» **What you are asked to do**:
All of the material below is to be restated word for word, apart from the pictures.

[Recorded information start]

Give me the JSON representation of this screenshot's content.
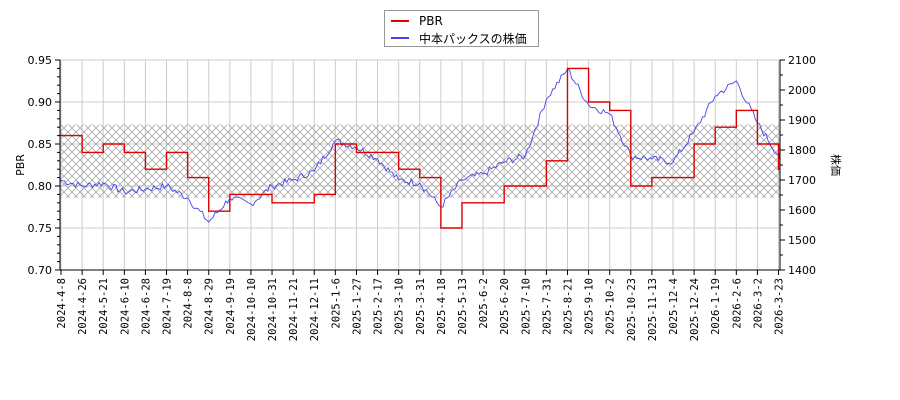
{
  "legend": {
    "items": [
      {
        "label": "PBR",
        "color": "#dd0000"
      },
      {
        "label": "中本パックスの株価",
        "color": "#4444ee"
      }
    ]
  },
  "axes": {
    "left_title": "PBR",
    "right_title": "株価",
    "left_ticks": [
      "0.70",
      "0.75",
      "0.80",
      "0.85",
      "0.90",
      "0.95"
    ],
    "right_ticks": [
      "1400",
      "1500",
      "1600",
      "1700",
      "1800",
      "1900",
      "2000",
      "2100"
    ],
    "x_ticks": [
      "2024-4-8",
      "2024-4-26",
      "2024-5-21",
      "2024-6-10",
      "2024-6-28",
      "2024-7-19",
      "2024-8-8",
      "2024-8-29",
      "2024-9-19",
      "2024-10-10",
      "2024-10-31",
      "2024-11-21",
      "2024-12-11",
      "2025-1-6",
      "2025-1-27",
      "2025-2-17",
      "2025-3-10",
      "2025-3-31",
      "2025-4-18",
      "2025-5-13",
      "2025-6-2",
      "2025-6-20",
      "2025-7-10",
      "2025-7-31",
      "2025-8-21",
      "2025-9-10",
      "2025-10-2",
      "2025-10-23",
      "2025-11-13",
      "2025-12-4",
      "2025-12-24",
      "2026-1-19",
      "2026-2-6",
      "2026-3-2",
      "2026-3-23"
    ]
  },
  "chart_data": {
    "type": "line",
    "title": "",
    "xlabel": "",
    "ylabel": "PBR",
    "y2label": "株価",
    "ylim": [
      0.7,
      0.95
    ],
    "y2lim": [
      1400,
      2100
    ],
    "grid": true,
    "legend_position": "top-center",
    "band": {
      "pbr_range": [
        0.786,
        0.873
      ],
      "style": "cross-hatch gray"
    },
    "categories": [
      "2024-4-8",
      "2024-4-26",
      "2024-5-21",
      "2024-6-10",
      "2024-6-28",
      "2024-7-19",
      "2024-8-8",
      "2024-8-29",
      "2024-9-19",
      "2024-10-10",
      "2024-10-31",
      "2024-11-21",
      "2024-12-11",
      "2025-1-6",
      "2025-1-27",
      "2025-2-17",
      "2025-3-10",
      "2025-3-31",
      "2025-4-18",
      "2025-5-13",
      "2025-6-2",
      "2025-6-20",
      "2025-7-10",
      "2025-7-31",
      "2025-8-21",
      "2025-9-10",
      "2025-10-2",
      "2025-10-23",
      "2025-11-13",
      "2025-12-4",
      "2025-12-24",
      "2026-1-19",
      "2026-2-6",
      "2026-3-2",
      "2026-3-23"
    ],
    "series": [
      {
        "name": "PBR",
        "axis": "left",
        "color": "#dd0000",
        "step": true,
        "values": [
          0.86,
          0.84,
          0.85,
          0.84,
          0.82,
          0.84,
          0.81,
          0.77,
          0.79,
          0.79,
          0.78,
          0.78,
          0.79,
          0.85,
          0.84,
          0.84,
          0.82,
          0.81,
          0.75,
          0.78,
          0.78,
          0.8,
          0.8,
          0.83,
          0.94,
          0.9,
          0.89,
          0.8,
          0.81,
          0.81,
          0.85,
          0.87,
          0.89,
          0.85,
          0.82
        ]
      },
      {
        "name": "中本パックスの株価",
        "axis": "right",
        "color": "#4444ee",
        "values": [
          1700,
          1680,
          1690,
          1660,
          1670,
          1680,
          1640,
          1560,
          1640,
          1620,
          1680,
          1700,
          1730,
          1830,
          1810,
          1770,
          1700,
          1690,
          1610,
          1700,
          1720,
          1760,
          1780,
          1970,
          2070,
          1950,
          1920,
          1780,
          1770,
          1760,
          1860,
          1980,
          2030,
          1890,
          1780
        ]
      }
    ]
  }
}
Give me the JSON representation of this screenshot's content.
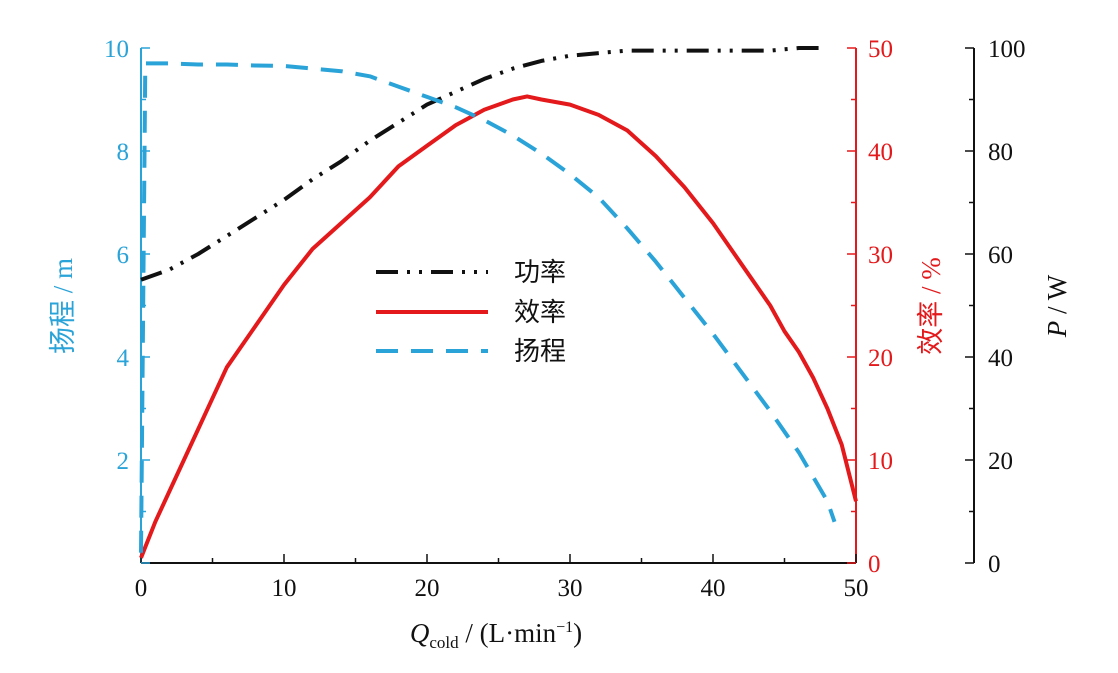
{
  "colors": {
    "head": "#2aa3d8",
    "efficiency": "#e3191b",
    "power": "#111111",
    "frame": "#111111"
  },
  "chart_data": {
    "type": "line",
    "x_axis": {
      "label_main": "Q",
      "label_sub": "cold",
      "label_unit_pre": " / (L·min",
      "label_sup": "−1",
      "label_unit_post": ")",
      "range": [
        0,
        50
      ],
      "ticks": [
        0,
        10,
        20,
        30,
        40,
        50
      ],
      "tick_labels": [
        "0",
        "10",
        "20",
        "30",
        "40",
        "50"
      ]
    },
    "y_axes": {
      "head": {
        "label": "扬程 / m",
        "range": [
          0,
          10
        ],
        "ticks": [
          2,
          4,
          6,
          8,
          10
        ],
        "tick_labels": [
          "2",
          "4",
          "6",
          "8",
          "10"
        ]
      },
      "efficiency": {
        "label": "效率 / %",
        "range": [
          0,
          50
        ],
        "ticks": [
          0,
          10,
          20,
          30,
          40,
          50
        ],
        "tick_labels": [
          "0",
          "10",
          "20",
          "30",
          "40",
          "50"
        ]
      },
      "power": {
        "label_italic": "P",
        "label_rest": " / W",
        "range": [
          0,
          100
        ],
        "ticks": [
          0,
          20,
          40,
          60,
          80,
          100
        ],
        "tick_labels": [
          "0",
          "20",
          "40",
          "60",
          "80",
          "100"
        ]
      }
    },
    "legend": {
      "position": "center-left",
      "entries": [
        "功率",
        "效率",
        "扬程"
      ]
    },
    "series": [
      {
        "name": "功率",
        "axis": "power",
        "style": "dash-dot-dot",
        "x": [
          0,
          2,
          4,
          6,
          8,
          10,
          12,
          14,
          16,
          18,
          20,
          22,
          24,
          26,
          28,
          30,
          32,
          34,
          36,
          40,
          44,
          46,
          48
        ],
        "y": [
          55,
          57,
          60,
          63.5,
          67,
          70.5,
          74.5,
          78,
          82,
          85.5,
          89,
          91.5,
          94,
          96,
          97.5,
          98.5,
          99,
          99.5,
          99.5,
          99.5,
          99.5,
          100,
          100
        ]
      },
      {
        "name": "效率",
        "axis": "efficiency",
        "style": "solid",
        "x": [
          0,
          1,
          2,
          3,
          4,
          5,
          6,
          8,
          10,
          12,
          14,
          16,
          18,
          20,
          22,
          24,
          26,
          27,
          28,
          30,
          32,
          34,
          36,
          38,
          40,
          42,
          44,
          45,
          46,
          47,
          48,
          49,
          50
        ],
        "y": [
          0.5,
          4,
          7,
          10,
          13,
          16,
          19,
          23,
          27,
          30.5,
          33,
          35.5,
          38.5,
          40.5,
          42.5,
          44,
          45,
          45.3,
          45,
          44.5,
          43.5,
          42,
          39.5,
          36.5,
          33,
          29,
          25,
          22.5,
          20.5,
          18,
          15,
          11.5,
          6
        ]
      },
      {
        "name": "扬程",
        "axis": "head",
        "style": "dashed",
        "x": [
          0,
          0.3,
          1,
          2,
          4,
          6,
          8,
          10,
          12,
          14,
          16,
          18,
          20,
          22,
          24,
          26,
          28,
          30,
          32,
          34,
          36,
          38,
          40,
          42,
          44,
          46,
          48,
          48.5
        ],
        "y": [
          0.2,
          9.7,
          9.7,
          9.7,
          9.68,
          9.68,
          9.66,
          9.65,
          9.6,
          9.55,
          9.45,
          9.25,
          9.05,
          8.85,
          8.6,
          8.3,
          7.95,
          7.55,
          7.1,
          6.5,
          5.85,
          5.15,
          4.45,
          3.7,
          2.95,
          2.15,
          1.2,
          0.8
        ]
      }
    ]
  }
}
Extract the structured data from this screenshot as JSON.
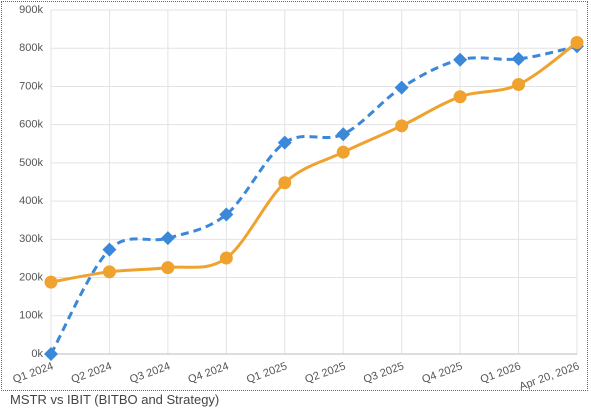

[Recorded information end]

» **Final result**:
Give me the JSON representation of this screenshot's content.
{
  "legend": {
    "items": [
      {
        "label": "PBR",
        "color": "#dd0000"
      },
      {
        "label": "中本パックスの株価",
        "color": "#4444ee"
      }
    ]
  },
  "axes": {
    "left_title": "PBR",
    "right_title": "株価",
    "left_ticks": [
      "0.70",
      "0.75",
      "0.80",
      "0.85",
      "0.90",
      "0.95"
    ],
    "right_ticks": [
      "1400",
      "1500",
      "1600",
      "1700",
      "1800",
      "1900",
      "2000",
      "2100"
    ],
    "x_ticks": [
      "2024-4-8",
      "2024-4-26",
      "2024-5-21",
      "2024-6-10",
      "2024-6-28",
      "2024-7-19",
      "2024-8-8",
      "2024-8-29",
      "2024-9-19",
      "2024-10-10",
      "2024-10-31",
      "2024-11-21",
      "2024-12-11",
      "2025-1-6",
      "2025-1-27",
      "2025-2-17",
      "2025-3-10",
      "2025-3-31",
      "2025-4-18",
      "2025-5-13",
      "2025-6-2",
      "2025-6-20",
      "2025-7-10",
      "2025-7-31",
      "2025-8-21",
      "2025-9-10",
      "2025-10-2",
      "2025-10-23",
      "2025-11-13",
      "2025-12-4",
      "2025-12-24",
      "2026-1-19",
      "2026-2-6",
      "2026-3-2",
      "2026-3-23"
    ]
  },
  "chart_data": {
    "type": "line",
    "title": "",
    "xlabel": "",
    "ylabel": "PBR",
    "y2label": "株価",
    "ylim": [
      0.7,
      0.95
    ],
    "y2lim": [
      1400,
      2100
    ],
    "grid": true,
    "legend_position": "top-center",
    "band": {
      "pbr_range": [
        0.786,
        0.873
      ],
      "style": "cross-hatch gray"
    },
    "categories": [
      "2024-4-8",
      "2024-4-26",
      "2024-5-21",
      "2024-6-10",
      "2024-6-28",
      "2024-7-19",
      "2024-8-8",
      "2024-8-29",
      "2024-9-19",
      "2024-10-10",
      "2024-10-31",
      "2024-11-21",
      "2024-12-11",
      "2025-1-6",
      "2025-1-27",
      "2025-2-17",
      "2025-3-10",
      "2025-3-31",
      "2025-4-18",
      "2025-5-13",
      "2025-6-2",
      "2025-6-20",
      "2025-7-10",
      "2025-7-31",
      "2025-8-21",
      "2025-9-10",
      "2025-10-2",
      "2025-10-23",
      "2025-11-13",
      "2025-12-4",
      "2025-12-24",
      "2026-1-19",
      "2026-2-6",
      "2026-3-2",
      "2026-3-23"
    ],
    "series": [
      {
        "name": "PBR",
        "axis": "left",
        "color": "#dd0000",
        "step": true,
        "values": [
          0.86,
          0.84,
          0.85,
          0.84,
          0.82,
          0.84,
          0.81,
          0.77,
          0.79,
          0.79,
          0.78,
          0.78,
          0.79,
          0.85,
          0.84,
          0.84,
          0.82,
          0.81,
          0.75,
          0.78,
          0.78,
          0.8,
          0.8,
          0.83,
          0.94,
          0.9,
          0.89,
          0.8,
          0.81,
          0.81,
          0.85,
          0.87,
          0.89,
          0.85,
          0.82
        ]
      },
      {
        "name": "中本パックスの株価",
        "axis": "right",
        "color": "#4444ee",
        "values": [
          1700,
          1680,
          1690,
          1660,
          1670,
          1680,
          1640,
          1560,
          1640,
          1620,
          1680,
          1700,
          1730,
          1830,
          1810,
          1770,
          1700,
          1690,
          1610,
          1700,
          1720,
          1760,
          1780,
          1970,
          2070,
          1950,
          1920,
          1780,
          1770,
          1760,
          1860,
          1980,
          2030,
          1890,
          1780
        ]
      }
    ]
  }
}
Give me the JSON representation of this screenshot's content.
{
  "colors": {
    "head": "#2aa3d8",
    "efficiency": "#e3191b",
    "power": "#111111",
    "frame": "#111111"
  },
  "chart_data": {
    "type": "line",
    "x_axis": {
      "label_main": "Q",
      "label_sub": "cold",
      "label_unit_pre": " / (L·min",
      "label_sup": "−1",
      "label_unit_post": ")",
      "range": [
        0,
        50
      ],
      "ticks": [
        0,
        10,
        20,
        30,
        40,
        50
      ],
      "tick_labels": [
        "0",
        "10",
        "20",
        "30",
        "40",
        "50"
      ]
    },
    "y_axes": {
      "head": {
        "label": "扬程 / m",
        "range": [
          0,
          10
        ],
        "ticks": [
          2,
          4,
          6,
          8,
          10
        ],
        "tick_labels": [
          "2",
          "4",
          "6",
          "8",
          "10"
        ]
      },
      "efficiency": {
        "label": "效率 / %",
        "range": [
          0,
          50
        ],
        "ticks": [
          0,
          10,
          20,
          30,
          40,
          50
        ],
        "tick_labels": [
          "0",
          "10",
          "20",
          "30",
          "40",
          "50"
        ]
      },
      "power": {
        "label_italic": "P",
        "label_rest": " / W",
        "range": [
          0,
          100
        ],
        "ticks": [
          0,
          20,
          40,
          60,
          80,
          100
        ],
        "tick_labels": [
          "0",
          "20",
          "40",
          "60",
          "80",
          "100"
        ]
      }
    },
    "legend": {
      "position": "center-left",
      "entries": [
        "功率",
        "效率",
        "扬程"
      ]
    },
    "series": [
      {
        "name": "功率",
        "axis": "power",
        "style": "dash-dot-dot",
        "x": [
          0,
          2,
          4,
          6,
          8,
          10,
          12,
          14,
          16,
          18,
          20,
          22,
          24,
          26,
          28,
          30,
          32,
          34,
          36,
          40,
          44,
          46,
          48
        ],
        "y": [
          55,
          57,
          60,
          63.5,
          67,
          70.5,
          74.5,
          78,
          82,
          85.5,
          89,
          91.5,
          94,
          96,
          97.5,
          98.5,
          99,
          99.5,
          99.5,
          99.5,
          99.5,
          100,
          100
        ]
      },
      {
        "name": "效率",
        "axis": "efficiency",
        "style": "solid",
        "x": [
          0,
          1,
          2,
          3,
          4,
          5,
          6,
          8,
          10,
          12,
          14,
          16,
          18,
          20,
          22,
          24,
          26,
          27,
          28,
          30,
          32,
          34,
          36,
          38,
          40,
          42,
          44,
          45,
          46,
          47,
          48,
          49,
          50
        ],
        "y": [
          0.5,
          4,
          7,
          10,
          13,
          16,
          19,
          23,
          27,
          30.5,
          33,
          35.5,
          38.5,
          40.5,
          42.5,
          44,
          45,
          45.3,
          45,
          44.5,
          43.5,
          42,
          39.5,
          36.5,
          33,
          29,
          25,
          22.5,
          20.5,
          18,
          15,
          11.5,
          6
        ]
      },
      {
        "name": "扬程",
        "axis": "head",
        "style": "dashed",
        "x": [
          0,
          0.3,
          1,
          2,
          4,
          6,
          8,
          10,
          12,
          14,
          16,
          18,
          20,
          22,
          24,
          26,
          28,
          30,
          32,
          34,
          36,
          38,
          40,
          42,
          44,
          46,
          48,
          48.5
        ],
        "y": [
          0.2,
          9.7,
          9.7,
          9.7,
          9.68,
          9.68,
          9.66,
          9.65,
          9.6,
          9.55,
          9.45,
          9.25,
          9.05,
          8.85,
          8.6,
          8.3,
          7.95,
          7.55,
          7.1,
          6.5,
          5.85,
          5.15,
          4.45,
          3.7,
          2.95,
          2.15,
          1.2,
          0.8
        ]
      }
    ]
  }
}
Extract the structured data from this screenshot as JSON.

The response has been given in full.